* **Goal**:
Copy, from the entries below, each line where the word "Frequency" can be found.

* **Available records**:

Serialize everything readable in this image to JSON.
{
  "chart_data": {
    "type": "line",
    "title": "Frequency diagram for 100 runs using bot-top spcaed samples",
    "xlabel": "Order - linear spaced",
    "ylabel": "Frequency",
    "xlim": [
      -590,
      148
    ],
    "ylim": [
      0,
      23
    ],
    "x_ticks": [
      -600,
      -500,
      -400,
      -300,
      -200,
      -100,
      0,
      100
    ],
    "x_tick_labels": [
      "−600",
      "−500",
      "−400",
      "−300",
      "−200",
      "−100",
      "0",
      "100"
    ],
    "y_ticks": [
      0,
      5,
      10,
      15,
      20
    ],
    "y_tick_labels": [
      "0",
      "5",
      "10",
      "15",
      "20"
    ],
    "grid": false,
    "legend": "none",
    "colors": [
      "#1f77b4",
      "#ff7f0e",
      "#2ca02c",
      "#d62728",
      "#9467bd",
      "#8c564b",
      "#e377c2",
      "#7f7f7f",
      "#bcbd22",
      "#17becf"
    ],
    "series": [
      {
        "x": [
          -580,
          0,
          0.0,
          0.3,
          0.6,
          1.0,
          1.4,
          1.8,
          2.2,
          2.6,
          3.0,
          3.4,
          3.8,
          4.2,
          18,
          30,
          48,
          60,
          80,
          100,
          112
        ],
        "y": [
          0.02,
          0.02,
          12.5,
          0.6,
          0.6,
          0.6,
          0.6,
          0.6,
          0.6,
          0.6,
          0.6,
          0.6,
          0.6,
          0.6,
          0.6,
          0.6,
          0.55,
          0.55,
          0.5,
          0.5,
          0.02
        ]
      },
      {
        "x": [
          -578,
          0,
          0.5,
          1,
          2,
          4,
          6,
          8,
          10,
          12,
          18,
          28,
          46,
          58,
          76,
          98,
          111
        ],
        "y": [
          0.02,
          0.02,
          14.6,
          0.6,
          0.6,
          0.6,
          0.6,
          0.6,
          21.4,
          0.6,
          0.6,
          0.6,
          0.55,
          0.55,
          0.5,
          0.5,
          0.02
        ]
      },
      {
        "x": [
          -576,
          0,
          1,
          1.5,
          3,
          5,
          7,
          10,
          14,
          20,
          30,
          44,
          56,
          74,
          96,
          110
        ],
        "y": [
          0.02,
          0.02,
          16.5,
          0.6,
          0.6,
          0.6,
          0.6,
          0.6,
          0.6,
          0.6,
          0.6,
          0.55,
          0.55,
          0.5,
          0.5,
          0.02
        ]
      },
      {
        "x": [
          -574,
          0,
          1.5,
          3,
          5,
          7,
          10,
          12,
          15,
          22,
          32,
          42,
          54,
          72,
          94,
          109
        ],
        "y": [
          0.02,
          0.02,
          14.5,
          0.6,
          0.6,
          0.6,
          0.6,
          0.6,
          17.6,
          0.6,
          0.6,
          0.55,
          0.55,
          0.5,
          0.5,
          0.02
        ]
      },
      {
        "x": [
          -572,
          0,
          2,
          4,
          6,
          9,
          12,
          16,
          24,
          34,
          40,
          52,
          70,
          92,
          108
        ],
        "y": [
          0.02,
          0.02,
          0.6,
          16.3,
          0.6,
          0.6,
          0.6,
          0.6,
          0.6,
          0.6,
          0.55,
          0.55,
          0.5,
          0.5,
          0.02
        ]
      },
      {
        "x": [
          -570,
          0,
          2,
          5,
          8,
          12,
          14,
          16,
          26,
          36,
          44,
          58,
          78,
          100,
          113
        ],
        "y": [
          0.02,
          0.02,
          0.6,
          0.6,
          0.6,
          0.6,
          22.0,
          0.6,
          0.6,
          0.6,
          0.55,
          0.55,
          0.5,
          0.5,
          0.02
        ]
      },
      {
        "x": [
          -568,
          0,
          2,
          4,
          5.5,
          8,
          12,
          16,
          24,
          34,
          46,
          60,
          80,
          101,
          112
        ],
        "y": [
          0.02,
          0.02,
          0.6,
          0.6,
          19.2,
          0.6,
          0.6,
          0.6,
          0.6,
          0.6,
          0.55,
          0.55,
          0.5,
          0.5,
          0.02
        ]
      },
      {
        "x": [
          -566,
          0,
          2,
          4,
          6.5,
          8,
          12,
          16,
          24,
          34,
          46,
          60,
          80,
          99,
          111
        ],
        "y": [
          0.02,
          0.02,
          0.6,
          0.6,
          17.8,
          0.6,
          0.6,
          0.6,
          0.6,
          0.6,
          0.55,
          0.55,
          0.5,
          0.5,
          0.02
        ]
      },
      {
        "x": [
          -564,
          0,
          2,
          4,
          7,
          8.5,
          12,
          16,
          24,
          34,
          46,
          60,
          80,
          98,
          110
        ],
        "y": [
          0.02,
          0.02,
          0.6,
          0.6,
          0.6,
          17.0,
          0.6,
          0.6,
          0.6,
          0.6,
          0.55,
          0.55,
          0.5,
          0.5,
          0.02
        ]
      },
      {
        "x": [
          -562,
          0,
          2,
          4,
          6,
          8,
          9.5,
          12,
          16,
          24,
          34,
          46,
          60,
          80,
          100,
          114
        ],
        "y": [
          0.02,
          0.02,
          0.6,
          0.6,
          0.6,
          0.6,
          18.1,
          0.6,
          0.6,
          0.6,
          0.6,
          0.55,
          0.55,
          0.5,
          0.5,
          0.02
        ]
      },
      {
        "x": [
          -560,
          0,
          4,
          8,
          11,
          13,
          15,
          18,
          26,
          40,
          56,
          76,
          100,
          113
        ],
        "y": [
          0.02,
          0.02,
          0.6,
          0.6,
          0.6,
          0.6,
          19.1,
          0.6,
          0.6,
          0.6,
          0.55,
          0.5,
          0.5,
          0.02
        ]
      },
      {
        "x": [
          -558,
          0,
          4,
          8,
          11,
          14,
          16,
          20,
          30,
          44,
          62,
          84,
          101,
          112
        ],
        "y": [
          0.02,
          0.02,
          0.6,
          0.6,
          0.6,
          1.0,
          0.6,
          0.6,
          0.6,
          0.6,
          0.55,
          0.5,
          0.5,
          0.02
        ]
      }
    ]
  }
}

* **Final result**:
    "title": "Frequency diagram for 100 runs using bot-top spcaed samples",
    "ylabel": "Frequency",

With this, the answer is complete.